** Start of Records supplied **

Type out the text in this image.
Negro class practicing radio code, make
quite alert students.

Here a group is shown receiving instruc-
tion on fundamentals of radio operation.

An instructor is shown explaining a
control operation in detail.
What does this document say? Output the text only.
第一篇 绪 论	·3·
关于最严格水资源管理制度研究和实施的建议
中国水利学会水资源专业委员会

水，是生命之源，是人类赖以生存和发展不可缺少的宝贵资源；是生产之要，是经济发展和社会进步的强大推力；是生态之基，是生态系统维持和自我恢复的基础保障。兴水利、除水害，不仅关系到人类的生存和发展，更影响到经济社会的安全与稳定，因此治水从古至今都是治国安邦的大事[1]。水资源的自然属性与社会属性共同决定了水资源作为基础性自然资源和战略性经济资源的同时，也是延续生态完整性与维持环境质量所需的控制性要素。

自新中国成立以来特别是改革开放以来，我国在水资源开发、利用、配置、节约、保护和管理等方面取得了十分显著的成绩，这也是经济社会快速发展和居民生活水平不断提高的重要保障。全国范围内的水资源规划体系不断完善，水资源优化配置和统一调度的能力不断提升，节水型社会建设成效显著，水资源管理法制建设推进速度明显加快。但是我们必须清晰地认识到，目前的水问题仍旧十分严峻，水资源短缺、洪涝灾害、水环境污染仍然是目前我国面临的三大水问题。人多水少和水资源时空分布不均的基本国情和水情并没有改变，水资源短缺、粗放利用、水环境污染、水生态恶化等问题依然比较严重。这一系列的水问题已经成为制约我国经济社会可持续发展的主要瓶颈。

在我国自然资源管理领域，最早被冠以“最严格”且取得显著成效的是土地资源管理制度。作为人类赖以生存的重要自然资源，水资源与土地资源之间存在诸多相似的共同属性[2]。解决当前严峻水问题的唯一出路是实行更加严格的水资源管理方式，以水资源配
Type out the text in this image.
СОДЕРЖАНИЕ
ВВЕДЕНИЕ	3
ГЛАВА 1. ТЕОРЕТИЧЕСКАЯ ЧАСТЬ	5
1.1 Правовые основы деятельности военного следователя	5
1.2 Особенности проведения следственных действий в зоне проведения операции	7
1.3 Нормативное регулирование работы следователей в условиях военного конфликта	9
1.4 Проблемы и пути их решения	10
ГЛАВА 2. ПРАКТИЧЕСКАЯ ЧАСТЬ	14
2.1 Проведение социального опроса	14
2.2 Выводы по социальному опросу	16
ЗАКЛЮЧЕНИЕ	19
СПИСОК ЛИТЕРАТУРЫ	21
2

** End of Records supplied **

- _Exercise instructions_
Copy all lines from the material that hold "военного".

- _Worked solution_
1.1 Правовые основы деятельности военного следователя	5
1.3 Нормативное регулирование работы следователей в условиях военного конфликта	9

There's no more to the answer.